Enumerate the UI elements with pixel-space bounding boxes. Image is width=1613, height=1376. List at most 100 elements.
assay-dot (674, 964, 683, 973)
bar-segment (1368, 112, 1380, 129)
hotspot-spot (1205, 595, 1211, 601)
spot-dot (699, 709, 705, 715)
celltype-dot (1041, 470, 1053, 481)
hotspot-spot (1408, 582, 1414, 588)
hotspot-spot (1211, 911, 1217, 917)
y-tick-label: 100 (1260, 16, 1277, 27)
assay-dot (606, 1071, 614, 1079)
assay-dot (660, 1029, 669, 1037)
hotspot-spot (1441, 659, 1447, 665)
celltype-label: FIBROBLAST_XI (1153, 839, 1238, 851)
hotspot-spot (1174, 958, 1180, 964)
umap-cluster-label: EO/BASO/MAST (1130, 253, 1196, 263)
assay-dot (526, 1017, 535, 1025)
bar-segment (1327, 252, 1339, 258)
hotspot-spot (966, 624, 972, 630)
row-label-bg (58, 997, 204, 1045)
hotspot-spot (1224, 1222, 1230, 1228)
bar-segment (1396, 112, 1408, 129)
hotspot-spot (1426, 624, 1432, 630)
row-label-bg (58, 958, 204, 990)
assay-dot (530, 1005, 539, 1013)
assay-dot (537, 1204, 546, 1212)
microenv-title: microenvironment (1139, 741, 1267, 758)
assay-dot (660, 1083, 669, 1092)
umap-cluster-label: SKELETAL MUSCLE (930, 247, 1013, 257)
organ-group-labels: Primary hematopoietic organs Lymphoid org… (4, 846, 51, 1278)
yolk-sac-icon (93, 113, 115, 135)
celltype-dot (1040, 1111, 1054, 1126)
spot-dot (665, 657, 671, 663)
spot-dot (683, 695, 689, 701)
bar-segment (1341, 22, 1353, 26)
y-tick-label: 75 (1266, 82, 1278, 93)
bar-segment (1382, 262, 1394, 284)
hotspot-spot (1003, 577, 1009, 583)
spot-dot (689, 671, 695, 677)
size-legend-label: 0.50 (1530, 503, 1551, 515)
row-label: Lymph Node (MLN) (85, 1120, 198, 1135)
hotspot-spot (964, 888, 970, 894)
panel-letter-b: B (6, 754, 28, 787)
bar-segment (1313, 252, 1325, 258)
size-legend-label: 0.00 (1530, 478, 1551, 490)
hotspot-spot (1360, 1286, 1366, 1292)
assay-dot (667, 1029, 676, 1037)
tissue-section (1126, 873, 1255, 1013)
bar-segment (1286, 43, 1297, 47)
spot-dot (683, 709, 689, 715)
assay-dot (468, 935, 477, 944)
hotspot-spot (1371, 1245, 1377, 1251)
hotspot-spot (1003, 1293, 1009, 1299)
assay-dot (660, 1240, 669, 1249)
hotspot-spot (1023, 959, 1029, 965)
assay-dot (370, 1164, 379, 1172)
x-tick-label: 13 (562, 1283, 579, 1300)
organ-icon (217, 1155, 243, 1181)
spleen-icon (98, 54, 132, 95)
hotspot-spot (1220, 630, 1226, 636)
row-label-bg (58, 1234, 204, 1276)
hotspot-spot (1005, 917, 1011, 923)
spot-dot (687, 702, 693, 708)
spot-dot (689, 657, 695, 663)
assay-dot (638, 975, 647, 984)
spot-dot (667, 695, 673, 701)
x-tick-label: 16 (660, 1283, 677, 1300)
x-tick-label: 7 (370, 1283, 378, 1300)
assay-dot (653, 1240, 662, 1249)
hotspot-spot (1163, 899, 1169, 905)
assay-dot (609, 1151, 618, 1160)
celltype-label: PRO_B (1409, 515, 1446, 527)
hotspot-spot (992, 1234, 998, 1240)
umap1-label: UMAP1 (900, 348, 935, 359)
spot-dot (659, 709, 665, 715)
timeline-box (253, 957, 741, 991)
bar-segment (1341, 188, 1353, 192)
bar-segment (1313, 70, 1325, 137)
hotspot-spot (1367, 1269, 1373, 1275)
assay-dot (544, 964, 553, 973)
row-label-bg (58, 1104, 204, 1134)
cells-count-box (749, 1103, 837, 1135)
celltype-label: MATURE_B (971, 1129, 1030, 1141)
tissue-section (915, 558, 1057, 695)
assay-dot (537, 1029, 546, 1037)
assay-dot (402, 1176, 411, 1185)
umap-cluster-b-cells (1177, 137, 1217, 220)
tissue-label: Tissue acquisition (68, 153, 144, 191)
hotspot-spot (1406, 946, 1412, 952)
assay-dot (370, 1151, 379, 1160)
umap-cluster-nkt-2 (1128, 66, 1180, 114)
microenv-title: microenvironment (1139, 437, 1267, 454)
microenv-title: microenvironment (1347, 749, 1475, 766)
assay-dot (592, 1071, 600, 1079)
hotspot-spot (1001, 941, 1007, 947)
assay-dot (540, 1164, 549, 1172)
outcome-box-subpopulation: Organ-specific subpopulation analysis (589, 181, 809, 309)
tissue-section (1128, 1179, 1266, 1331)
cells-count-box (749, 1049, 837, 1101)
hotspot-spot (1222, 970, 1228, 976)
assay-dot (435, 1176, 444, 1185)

##############################

What the task requires
Each line above should be copied exactly, with no line missing.

Solution for this task
Enumerate the UI elements with pixel-space bounding boxes. Image is width=1613, height=1376. List at most 100 elements.
assay-dot (674, 964, 683, 973)
bar-segment (1368, 112, 1380, 129)
hotspot-spot (1205, 595, 1211, 601)
spot-dot (699, 709, 705, 715)
celltype-dot (1041, 470, 1053, 481)
hotspot-spot (1408, 582, 1414, 588)
hotspot-spot (1211, 911, 1217, 917)
y-tick-label: 100 (1260, 16, 1277, 27)
assay-dot (606, 1071, 614, 1079)
assay-dot (660, 1029, 669, 1037)
hotspot-spot (1441, 659, 1447, 665)
celltype-label: FIBROBLAST_XI (1153, 839, 1238, 851)
hotspot-spot (1174, 958, 1180, 964)
umap-cluster-label: EO/BASO/MAST (1130, 253, 1196, 263)
assay-dot (526, 1017, 535, 1025)
bar-segment (1327, 252, 1339, 258)
hotspot-spot (966, 624, 972, 630)
row-label-bg (58, 997, 204, 1045)
hotspot-spot (1224, 1222, 1230, 1228)
bar-segment (1396, 112, 1408, 129)
hotspot-spot (1426, 624, 1432, 630)
row-label-bg (58, 958, 204, 990)
assay-dot (530, 1005, 539, 1013)
assay-dot (537, 1204, 546, 1212)
microenv-title: microenvironment (1139, 741, 1267, 758)
assay-dot (660, 1083, 669, 1092)
umap-cluster-label: SKELETAL MUSCLE (930, 247, 1013, 257)
organ-group-labels: Primary hematopoietic organs Lymphoid org… (4, 846, 51, 1278)
yolk-sac-icon (93, 113, 115, 135)
celltype-dot (1040, 1111, 1054, 1126)
spot-dot (665, 657, 671, 663)
spot-dot (683, 695, 689, 701)
bar-segment (1341, 22, 1353, 26)
y-tick-label: 75 (1266, 82, 1278, 93)
bar-segment (1382, 262, 1394, 284)
hotspot-spot (1003, 577, 1009, 583)
spot-dot (689, 671, 695, 677)
size-legend-label: 0.50 (1530, 503, 1551, 515)
row-label: Lymph Node (MLN) (85, 1120, 198, 1135)
hotspot-spot (964, 888, 970, 894)
panel-letter-b: B (6, 754, 28, 787)
bar-segment (1313, 252, 1325, 258)
size-legend-label: 0.00 (1530, 478, 1551, 490)
hotspot-spot (1360, 1286, 1366, 1292)
assay-dot (667, 1029, 676, 1037)
tissue-section (1126, 873, 1255, 1013)
bar-segment (1286, 43, 1297, 47)
spot-dot (683, 709, 689, 715)
assay-dot (468, 935, 477, 944)
hotspot-spot (1371, 1245, 1377, 1251)
hotspot-spot (1003, 1293, 1009, 1299)
assay-dot (660, 1240, 669, 1249)
hotspot-spot (1023, 959, 1029, 965)
assay-dot (370, 1164, 379, 1172)
x-tick-label: 13 (562, 1283, 579, 1300)
organ-icon (217, 1155, 243, 1181)
spleen-icon (98, 54, 132, 95)
hotspot-spot (1220, 630, 1226, 636)
row-label-bg (58, 1234, 204, 1276)
hotspot-spot (1005, 917, 1011, 923)
spot-dot (687, 702, 693, 708)
spot-dot (689, 657, 695, 663)
assay-dot (638, 975, 647, 984)
spot-dot (667, 695, 673, 701)
x-tick-label: 16 (660, 1283, 677, 1300)
x-tick-label: 7 (370, 1283, 378, 1300)
assay-dot (653, 1240, 662, 1249)
hotspot-spot (1163, 899, 1169, 905)
assay-dot (609, 1151, 618, 1160)
celltype-label: PRO_B (1409, 515, 1446, 527)
hotspot-spot (992, 1234, 998, 1240)
umap1-label: UMAP1 (900, 348, 935, 359)
spot-dot (659, 709, 665, 715)
timeline-box (253, 957, 741, 991)
bar-segment (1341, 188, 1353, 192)
bar-segment (1313, 70, 1325, 137)
hotspot-spot (1367, 1269, 1373, 1275)
assay-dot (544, 964, 553, 973)
row-label-bg (58, 1104, 204, 1134)
cells-count-box (749, 1103, 837, 1135)
celltype-label: MATURE_B (971, 1129, 1030, 1141)
tissue-section (915, 558, 1057, 695)
assay-dot (537, 1029, 546, 1037)
assay-dot (402, 1176, 411, 1185)
umap-cluster-b-cells (1177, 137, 1217, 220)
tissue-label: Tissue acquisition (68, 153, 144, 191)
hotspot-spot (1406, 946, 1412, 952)
assay-dot (370, 1151, 379, 1160)
umap-cluster-nkt-2 (1128, 66, 1180, 114)
microenv-title: microenvironment (1139, 437, 1267, 454)
microenv-title: microenvironment (1347, 749, 1475, 766)
assay-dot (592, 1071, 600, 1079)
hotspot-spot (1001, 941, 1007, 947)
assay-dot (540, 1164, 549, 1172)
outcome-box-subpopulation: Organ-specific subpopulation analysis (589, 181, 809, 309)
tissue-section (1128, 1179, 1266, 1331)
cells-count-box (749, 1049, 837, 1101)
hotspot-spot (1222, 970, 1228, 976)
assay-dot (435, 1176, 444, 1185)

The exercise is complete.